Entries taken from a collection
+ + + +

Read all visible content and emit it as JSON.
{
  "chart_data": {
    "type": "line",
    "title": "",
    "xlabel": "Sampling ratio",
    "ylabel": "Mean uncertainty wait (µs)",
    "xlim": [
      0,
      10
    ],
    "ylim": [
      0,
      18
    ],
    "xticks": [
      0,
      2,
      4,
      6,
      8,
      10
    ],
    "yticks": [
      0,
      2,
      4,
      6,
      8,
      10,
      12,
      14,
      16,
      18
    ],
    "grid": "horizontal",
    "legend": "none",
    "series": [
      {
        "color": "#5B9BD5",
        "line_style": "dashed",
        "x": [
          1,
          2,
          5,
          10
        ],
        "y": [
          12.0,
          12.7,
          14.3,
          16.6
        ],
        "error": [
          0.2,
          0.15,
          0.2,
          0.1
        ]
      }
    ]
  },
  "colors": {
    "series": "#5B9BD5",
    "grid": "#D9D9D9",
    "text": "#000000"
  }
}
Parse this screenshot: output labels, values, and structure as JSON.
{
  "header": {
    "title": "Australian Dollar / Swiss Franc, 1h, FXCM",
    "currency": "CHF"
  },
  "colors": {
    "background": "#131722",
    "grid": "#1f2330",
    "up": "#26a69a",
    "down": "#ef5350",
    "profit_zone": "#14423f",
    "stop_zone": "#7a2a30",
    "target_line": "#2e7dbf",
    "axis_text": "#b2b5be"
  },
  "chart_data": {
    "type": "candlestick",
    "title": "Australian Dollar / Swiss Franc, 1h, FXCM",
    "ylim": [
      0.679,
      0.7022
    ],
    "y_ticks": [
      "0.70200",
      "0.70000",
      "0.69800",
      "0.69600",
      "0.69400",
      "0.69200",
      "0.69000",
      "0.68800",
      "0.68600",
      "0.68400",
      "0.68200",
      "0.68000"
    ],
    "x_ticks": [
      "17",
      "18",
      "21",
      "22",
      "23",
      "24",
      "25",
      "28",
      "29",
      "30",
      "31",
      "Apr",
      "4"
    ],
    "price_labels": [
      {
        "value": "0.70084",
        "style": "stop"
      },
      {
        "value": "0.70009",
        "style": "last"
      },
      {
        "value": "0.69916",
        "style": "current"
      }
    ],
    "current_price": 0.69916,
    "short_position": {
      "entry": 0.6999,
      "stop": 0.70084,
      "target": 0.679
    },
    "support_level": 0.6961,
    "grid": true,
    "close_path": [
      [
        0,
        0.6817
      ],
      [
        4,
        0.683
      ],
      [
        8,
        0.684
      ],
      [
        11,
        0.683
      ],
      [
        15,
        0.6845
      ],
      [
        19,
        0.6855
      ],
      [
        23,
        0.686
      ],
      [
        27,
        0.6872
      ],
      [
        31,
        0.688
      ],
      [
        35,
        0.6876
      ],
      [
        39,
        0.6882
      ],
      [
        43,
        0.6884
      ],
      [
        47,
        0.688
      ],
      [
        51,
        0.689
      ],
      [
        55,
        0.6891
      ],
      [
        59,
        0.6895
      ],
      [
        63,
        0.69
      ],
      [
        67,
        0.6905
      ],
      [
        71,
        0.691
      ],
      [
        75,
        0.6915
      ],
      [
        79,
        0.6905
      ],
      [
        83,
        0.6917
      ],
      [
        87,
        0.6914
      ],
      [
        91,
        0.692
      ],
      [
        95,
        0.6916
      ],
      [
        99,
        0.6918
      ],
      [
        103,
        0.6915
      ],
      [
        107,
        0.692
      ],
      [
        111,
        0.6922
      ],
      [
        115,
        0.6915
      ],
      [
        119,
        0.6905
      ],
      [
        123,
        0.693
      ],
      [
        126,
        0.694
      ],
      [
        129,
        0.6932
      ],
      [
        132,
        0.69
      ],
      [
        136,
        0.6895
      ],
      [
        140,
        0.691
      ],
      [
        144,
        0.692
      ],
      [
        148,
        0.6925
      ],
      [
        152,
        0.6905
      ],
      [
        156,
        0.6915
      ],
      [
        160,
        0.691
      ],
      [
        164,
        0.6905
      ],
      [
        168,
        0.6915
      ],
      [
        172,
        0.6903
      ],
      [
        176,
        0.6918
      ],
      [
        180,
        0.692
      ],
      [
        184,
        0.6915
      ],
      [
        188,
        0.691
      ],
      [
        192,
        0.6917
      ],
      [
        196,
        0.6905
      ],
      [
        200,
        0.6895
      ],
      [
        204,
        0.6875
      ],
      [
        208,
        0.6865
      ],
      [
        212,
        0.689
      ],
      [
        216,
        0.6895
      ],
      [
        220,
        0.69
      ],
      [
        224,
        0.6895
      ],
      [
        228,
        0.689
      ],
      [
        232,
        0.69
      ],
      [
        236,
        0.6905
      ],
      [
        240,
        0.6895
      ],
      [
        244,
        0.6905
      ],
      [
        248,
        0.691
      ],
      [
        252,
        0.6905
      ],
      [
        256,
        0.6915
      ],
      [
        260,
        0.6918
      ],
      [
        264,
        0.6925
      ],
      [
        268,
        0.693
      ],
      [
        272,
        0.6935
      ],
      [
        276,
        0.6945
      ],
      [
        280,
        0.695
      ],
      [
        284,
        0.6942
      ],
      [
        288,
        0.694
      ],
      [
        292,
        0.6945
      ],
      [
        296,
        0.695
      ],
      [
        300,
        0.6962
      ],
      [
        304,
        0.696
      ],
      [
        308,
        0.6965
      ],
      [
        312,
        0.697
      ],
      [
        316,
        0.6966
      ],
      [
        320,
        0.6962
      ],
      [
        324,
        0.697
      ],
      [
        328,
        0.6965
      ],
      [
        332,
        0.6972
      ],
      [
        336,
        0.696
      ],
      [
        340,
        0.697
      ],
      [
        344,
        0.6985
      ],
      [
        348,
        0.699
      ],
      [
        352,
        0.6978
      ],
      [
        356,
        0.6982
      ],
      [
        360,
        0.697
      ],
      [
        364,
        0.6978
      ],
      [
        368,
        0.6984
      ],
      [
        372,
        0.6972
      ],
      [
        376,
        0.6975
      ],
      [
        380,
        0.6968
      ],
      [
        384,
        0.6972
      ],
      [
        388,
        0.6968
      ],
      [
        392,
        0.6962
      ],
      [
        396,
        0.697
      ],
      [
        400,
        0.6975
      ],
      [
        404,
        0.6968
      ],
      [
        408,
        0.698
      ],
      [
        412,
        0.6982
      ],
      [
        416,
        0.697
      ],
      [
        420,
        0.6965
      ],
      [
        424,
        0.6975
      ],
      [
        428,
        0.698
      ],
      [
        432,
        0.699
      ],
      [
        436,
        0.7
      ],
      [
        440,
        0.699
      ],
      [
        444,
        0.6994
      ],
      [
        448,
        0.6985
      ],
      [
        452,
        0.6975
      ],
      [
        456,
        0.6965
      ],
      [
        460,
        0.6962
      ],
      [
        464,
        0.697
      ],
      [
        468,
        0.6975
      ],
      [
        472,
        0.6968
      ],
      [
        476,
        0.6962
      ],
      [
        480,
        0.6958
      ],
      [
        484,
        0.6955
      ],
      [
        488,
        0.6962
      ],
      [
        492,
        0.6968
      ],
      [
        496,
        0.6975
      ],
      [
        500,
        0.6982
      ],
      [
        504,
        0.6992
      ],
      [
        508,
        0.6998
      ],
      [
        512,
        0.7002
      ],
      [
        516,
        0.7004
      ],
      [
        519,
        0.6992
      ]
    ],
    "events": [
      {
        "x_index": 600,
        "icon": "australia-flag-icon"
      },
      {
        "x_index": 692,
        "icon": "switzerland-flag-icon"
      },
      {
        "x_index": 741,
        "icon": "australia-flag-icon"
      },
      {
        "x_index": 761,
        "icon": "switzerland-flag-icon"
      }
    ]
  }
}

+ + + +

> Written problem
Without leaving anything out, give the entries again exactly.

> Final result
Read all visible content and emit it as JSON.
{
  "chart_data": {
    "type": "line",
    "title": "",
    "xlabel": "Sampling ratio",
    "ylabel": "Mean uncertainty wait (µs)",
    "xlim": [
      0,
      10
    ],
    "ylim": [
      0,
      18
    ],
    "xticks": [
      0,
      2,
      4,
      6,
      8,
      10
    ],
    "yticks": [
      0,
      2,
      4,
      6,
      8,
      10,
      12,
      14,
      16,
      18
    ],
    "grid": "horizontal",
    "legend": "none",
    "series": [
      {
        "color": "#5B9BD5",
        "line_style": "dashed",
        "x": [
          1,
          2,
          5,
          10
        ],
        "y": [
          12.0,
          12.7,
          14.3,
          16.6
        ],
        "error": [
          0.2,
          0.15,
          0.2,
          0.1
        ]
      }
    ]
  },
  "colors": {
    "series": "#5B9BD5",
    "grid": "#D9D9D9",
    "text": "#000000"
  }
}
Parse this screenshot: output labels, values, and structure as JSON.
{
  "header": {
    "title": "Australian Dollar / Swiss Franc, 1h, FXCM",
    "currency": "CHF"
  },
  "colors": {
    "background": "#131722",
    "grid": "#1f2330",
    "up": "#26a69a",
    "down": "#ef5350",
    "profit_zone": "#14423f",
    "stop_zone": "#7a2a30",
    "target_line": "#2e7dbf",
    "axis_text": "#b2b5be"
  },
  "chart_data": {
    "type": "candlestick",
    "title": "Australian Dollar / Swiss Franc, 1h, FXCM",
    "ylim": [
      0.679,
      0.7022
    ],
    "y_ticks": [
      "0.70200",
      "0.70000",
      "0.69800",
      "0.69600",
      "0.69400",
      "0.69200",
      "0.69000",
      "0.68800",
      "0.68600",
      "0.68400",
      "0.68200",
      "0.68000"
    ],
    "x_ticks": [
      "17",
      "18",
      "21",
      "22",
      "23",
      "24",
      "25",
      "28",
      "29",
      "30",
      "31",
      "Apr",
      "4"
    ],
    "price_labels": [
      {
        "value": "0.70084",
        "style": "stop"
      },
      {
        "value": "0.70009",
        "style": "last"
      },
      {
        "value": "0.69916",
        "style": "current"
      }
    ],
    "current_price": 0.69916,
    "short_position": {
      "entry": 0.6999,
      "stop": 0.70084,
      "target": 0.679
    },
    "support_level": 0.6961,
    "grid": true,
    "close_path": [
      [
        0,
        0.6817
      ],
      [
        4,
        0.683
      ],
      [
        8,
        0.684
      ],
      [
        11,
        0.683
      ],
      [
        15,
        0.6845
      ],
      [
        19,
        0.6855
      ],
      [
        23,
        0.686
      ],
      [
        27,
        0.6872
      ],
      [
        31,
        0.688
      ],
      [
        35,
        0.6876
      ],
      [
        39,
        0.6882
      ],
      [
        43,
        0.6884
      ],
      [
        47,
        0.688
      ],
      [
        51,
        0.689
      ],
      [
        55,
        0.6891
      ],
      [
        59,
        0.6895
      ],
      [
        63,
        0.69
      ],
      [
        67,
        0.6905
      ],
      [
        71,
        0.691
      ],
      [
        75,
        0.6915
      ],
      [
        79,
        0.6905
      ],
      [
        83,
        0.6917
      ],
      [
        87,
        0.6914
      ],
      [
        91,
        0.692
      ],
      [
        95,
        0.6916
      ],
      [
        99,
        0.6918
      ],
      [
        103,
        0.6915
      ],
      [
        107,
        0.692
      ],
      [
        111,
        0.6922
      ],
      [
        115,
        0.6915
      ],
      [
        119,
        0.6905
      ],
      [
        123,
        0.693
      ],
      [
        126,
        0.694
      ],
      [
        129,
        0.6932
      ],
      [
        132,
        0.69
      ],
      [
        136,
        0.6895
      ],
      [
        140,
        0.691
      ],
      [
        144,
        0.692
      ],
      [
        148,
        0.6925
      ],
      [
        152,
        0.6905
      ],
      [
        156,
        0.6915
      ],
      [
        160,
        0.691
      ],
      [
        164,
        0.6905
      ],
      [
        168,
        0.6915
      ],
      [
        172,
        0.6903
      ],
      [
        176,
        0.6918
      ],
      [
        180,
        0.692
      ],
      [
        184,
        0.6915
      ],
      [
        188,
        0.691
      ],
      [
        192,
        0.6917
      ],
      [
        196,
        0.6905
      ],
      [
        200,
        0.6895
      ],
      [
        204,
        0.6875
      ],
      [
        208,
        0.6865
      ],
      [
        212,
        0.689
      ],
      [
        216,
        0.6895
      ],
      [
        220,
        0.69
      ],
      [
        224,
        0.6895
      ],
      [
        228,
        0.689
      ],
      [
        232,
        0.69
      ],
      [
        236,
        0.6905
      ],
      [
        240,
        0.6895
      ],
      [
        244,
        0.6905
      ],
      [
        248,
        0.691
      ],
      [
        252,
        0.6905
      ],
      [
        256,
        0.6915
      ],
      [
        260,
        0.6918
      ],
      [
        264,
        0.6925
      ],
      [
        268,
        0.693
      ],
      [
        272,
        0.6935
      ],
      [
        276,
        0.6945
      ],
      [
        280,
        0.695
      ],
      [
        284,
        0.6942
      ],
      [
        288,
        0.694
      ],
      [
        292,
        0.6945
      ],
      [
        296,
        0.695
      ],
      [
        300,
        0.6962
      ],
      [
        304,
        0.696
      ],
      [
        308,
        0.6965
      ],
      [
        312,
        0.697
      ],
      [
        316,
        0.6966
      ],
      [
        320,
        0.6962
      ],
      [
        324,
        0.697
      ],
      [
        328,
        0.6965
      ],
      [
        332,
        0.6972
      ],
      [
        336,
        0.696
      ],
      [
        340,
        0.697
      ],
      [
        344,
        0.6985
      ],
      [
        348,
        0.699
      ],
      [
        352,
        0.6978
      ],
      [
        356,
        0.6982
      ],
      [
        360,
        0.697
      ],
      [
        364,
        0.6978
      ],
      [
        368,
        0.6984
      ],
      [
        372,
        0.6972
      ],
      [
        376,
        0.6975
      ],
      [
        380,
        0.6968
      ],
      [
        384,
        0.6972
      ],
      [
        388,
        0.6968
      ],
      [
        392,
        0.6962
      ],
      [
        396,
        0.697
      ],
      [
        400,
        0.6975
      ],
      [
        404,
        0.6968
      ],
      [
        408,
        0.698
      ],
      [
        412,
        0.6982
      ],
      [
        416,
        0.697
      ],
      [
        420,
        0.6965
      ],
      [
        424,
        0.6975
      ],
      [
        428,
        0.698
      ],
      [
        432,
        0.699
      ],
      [
        436,
        0.7
      ],
      [
        440,
        0.699
      ],
      [
        444,
        0.6994
      ],
      [
        448,
        0.6985
      ],
      [
        452,
        0.6975
      ],
      [
        456,
        0.6965
      ],
      [
        460,
        0.6962
      ],
      [
        464,
        0.697
      ],
      [
        468,
        0.6975
      ],
      [
        472,
        0.6968
      ],
      [
        476,
        0.6962
      ],
      [
        480,
        0.6958
      ],
      [
        484,
        0.6955
      ],
      [
        488,
        0.6962
      ],
      [
        492,
        0.6968
      ],
      [
        496,
        0.6975
      ],
      [
        500,
        0.6982
      ],
      [
        504,
        0.6992
      ],
      [
        508,
        0.6998
      ],
      [
        512,
        0.7002
      ],
      [
        516,
        0.7004
      ],
      [
        519,
        0.6992
      ]
    ],
    "events": [
      {
        "x_index": 600,
        "icon": "australia-flag-icon"
      },
      {
        "x_index": 692,
        "icon": "switzerland-flag-icon"
      },
      {
        "x_index": 741,
        "icon": "australia-flag-icon"
      },
      {
        "x_index": 761,
        "icon": "switzerland-flag-icon"
      }
    ]
  }
}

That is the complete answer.